▶ **Brief**: Below are records; count the lines that contain "right" and give only the total.

────────

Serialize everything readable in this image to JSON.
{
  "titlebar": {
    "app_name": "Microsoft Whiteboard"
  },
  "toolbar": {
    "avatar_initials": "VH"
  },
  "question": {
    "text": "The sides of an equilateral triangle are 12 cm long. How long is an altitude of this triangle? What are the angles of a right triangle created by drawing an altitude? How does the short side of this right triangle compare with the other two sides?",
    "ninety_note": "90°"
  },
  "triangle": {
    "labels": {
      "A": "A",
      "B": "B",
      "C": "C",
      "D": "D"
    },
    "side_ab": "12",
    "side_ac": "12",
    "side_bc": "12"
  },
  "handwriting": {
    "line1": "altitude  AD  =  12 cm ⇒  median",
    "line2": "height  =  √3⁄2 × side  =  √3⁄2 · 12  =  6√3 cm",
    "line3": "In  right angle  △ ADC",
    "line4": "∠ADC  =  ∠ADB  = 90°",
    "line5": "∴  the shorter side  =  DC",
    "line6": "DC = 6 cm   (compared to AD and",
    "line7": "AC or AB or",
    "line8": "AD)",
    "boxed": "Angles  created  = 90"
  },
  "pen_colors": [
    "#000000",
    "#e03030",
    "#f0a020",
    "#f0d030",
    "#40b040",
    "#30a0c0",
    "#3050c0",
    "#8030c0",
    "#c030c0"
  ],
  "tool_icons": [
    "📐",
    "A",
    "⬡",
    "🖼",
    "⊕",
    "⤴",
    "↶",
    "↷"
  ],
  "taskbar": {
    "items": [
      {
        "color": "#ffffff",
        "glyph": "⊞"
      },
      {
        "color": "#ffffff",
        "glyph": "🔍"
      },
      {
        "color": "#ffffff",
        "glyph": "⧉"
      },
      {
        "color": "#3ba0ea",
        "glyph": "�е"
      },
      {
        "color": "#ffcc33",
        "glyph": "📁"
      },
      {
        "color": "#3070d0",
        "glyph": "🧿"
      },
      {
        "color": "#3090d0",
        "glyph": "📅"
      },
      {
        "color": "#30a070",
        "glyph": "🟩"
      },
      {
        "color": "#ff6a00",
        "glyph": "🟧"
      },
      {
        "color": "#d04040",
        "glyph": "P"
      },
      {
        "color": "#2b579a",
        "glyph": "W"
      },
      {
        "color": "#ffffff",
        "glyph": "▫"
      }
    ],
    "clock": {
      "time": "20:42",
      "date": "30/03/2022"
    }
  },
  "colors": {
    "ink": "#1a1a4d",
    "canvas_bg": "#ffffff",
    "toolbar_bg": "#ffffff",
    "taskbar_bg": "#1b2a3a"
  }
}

────────

▶ **Answer**: 2